[Extracted records]
>> BEGIN

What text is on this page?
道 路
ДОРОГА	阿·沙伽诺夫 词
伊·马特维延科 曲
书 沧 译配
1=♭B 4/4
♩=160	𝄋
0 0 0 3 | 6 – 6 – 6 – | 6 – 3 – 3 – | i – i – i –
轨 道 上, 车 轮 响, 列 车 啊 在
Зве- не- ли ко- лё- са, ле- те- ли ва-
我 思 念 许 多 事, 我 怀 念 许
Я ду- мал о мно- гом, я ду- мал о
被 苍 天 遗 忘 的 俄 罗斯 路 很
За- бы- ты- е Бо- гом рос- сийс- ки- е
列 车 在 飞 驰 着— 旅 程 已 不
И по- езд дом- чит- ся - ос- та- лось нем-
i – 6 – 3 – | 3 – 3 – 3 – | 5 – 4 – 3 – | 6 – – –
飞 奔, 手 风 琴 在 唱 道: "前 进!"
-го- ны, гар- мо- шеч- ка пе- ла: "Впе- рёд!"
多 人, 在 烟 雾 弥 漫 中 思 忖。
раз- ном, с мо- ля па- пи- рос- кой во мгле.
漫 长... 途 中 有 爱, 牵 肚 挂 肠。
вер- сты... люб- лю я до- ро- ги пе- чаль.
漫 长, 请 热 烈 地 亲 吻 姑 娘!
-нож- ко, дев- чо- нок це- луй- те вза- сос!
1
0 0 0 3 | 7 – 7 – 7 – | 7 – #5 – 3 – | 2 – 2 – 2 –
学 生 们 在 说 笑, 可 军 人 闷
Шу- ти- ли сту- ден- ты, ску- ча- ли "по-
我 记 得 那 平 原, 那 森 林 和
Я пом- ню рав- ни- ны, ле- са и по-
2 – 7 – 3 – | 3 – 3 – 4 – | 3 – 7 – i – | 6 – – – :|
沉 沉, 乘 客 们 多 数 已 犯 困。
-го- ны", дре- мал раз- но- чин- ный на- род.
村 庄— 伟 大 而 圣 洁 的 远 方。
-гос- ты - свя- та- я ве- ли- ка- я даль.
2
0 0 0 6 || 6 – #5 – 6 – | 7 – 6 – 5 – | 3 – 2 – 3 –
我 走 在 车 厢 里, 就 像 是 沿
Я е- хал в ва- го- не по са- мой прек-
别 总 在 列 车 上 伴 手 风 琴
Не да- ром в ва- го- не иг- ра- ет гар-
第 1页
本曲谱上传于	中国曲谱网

>> END

**TASK DESCRIPTION:** Could you quote the material above in full, exactly as it stands?

**FINISHED TASK:**
What text is on this page?
道 路
ДОРОГА	阿·沙伽诺夫 词
伊·马特维延科 曲
书 沧 译配
1=♭B 4/4
♩=160	𝄋
0 0 0 3 | 6 – 6 – 6 – | 6 – 3 – 3 – | i – i – i –
轨 道 上, 车 轮 响, 列 车 啊 在
Зве- не- ли ко- лё- са, ле- те- ли ва-
我 思 念 许 多 事, 我 怀 念 许
Я ду- мал о мно- гом, я ду- мал о
被 苍 天 遗 忘 的 俄 罗斯 路 很
За- бы- ты- е Бо- гом рос- сийс- ки- е
列 车 在 飞 驰 着— 旅 程 已 不
И по- езд дом- чит- ся - ос- та- лось нем-
i – 6 – 3 – | 3 – 3 – 3 – | 5 – 4 – 3 – | 6 – – –
飞 奔, 手 风 琴 在 唱 道: "前 进!"
-го- ны, гар- мо- шеч- ка пе- ла: "Впе- рёд!"
多 人, 在 烟 雾 弥 漫 中 思 忖。
раз- ном, с мо- ля па- пи- рос- кой во мгле.
漫 长... 途 中 有 爱, 牵 肚 挂 肠。
вер- сты... люб- лю я до- ро- ги пе- чаль.
漫 长, 请 热 烈 地 亲 吻 姑 娘!
-нож- ко, дев- чо- нок це- луй- те вза- сос!
1
0 0 0 3 | 7 – 7 – 7 – | 7 – #5 – 3 – | 2 – 2 – 2 –
学 生 们 在 说 笑, 可 军 人 闷
Шу- ти- ли сту- ден- ты, ску- ча- ли "по-
我 记 得 那 平 原, 那 森 林 和
Я пом- ню рав- ни- ны, ле- са и по-
2 – 7 – 3 – | 3 – 3 – 4 – | 3 – 7 – i – | 6 – – – :|
沉 沉, 乘 客 们 多 数 已 犯 困。
-го- ны", дре- мал раз- но- чин- ный на- род.
村 庄— 伟 大 而 圣 洁 的 远 方。
-гос- ты - свя- та- я ве- ли- ка- я даль.
2
0 0 0 6 || 6 – #5 – 6 – | 7 – 6 – 5 – | 3 – 2 – 3 –
我 走 在 车 厢 里, 就 像 是 沿
Я е- хал в ва- го- не по са- мой прек-
别 总 在 列 车 上 伴 手 风 琴
Не да- ром в ва- го- не иг- ра- ет гар-
第 1页
本曲谱上传于	中国曲谱网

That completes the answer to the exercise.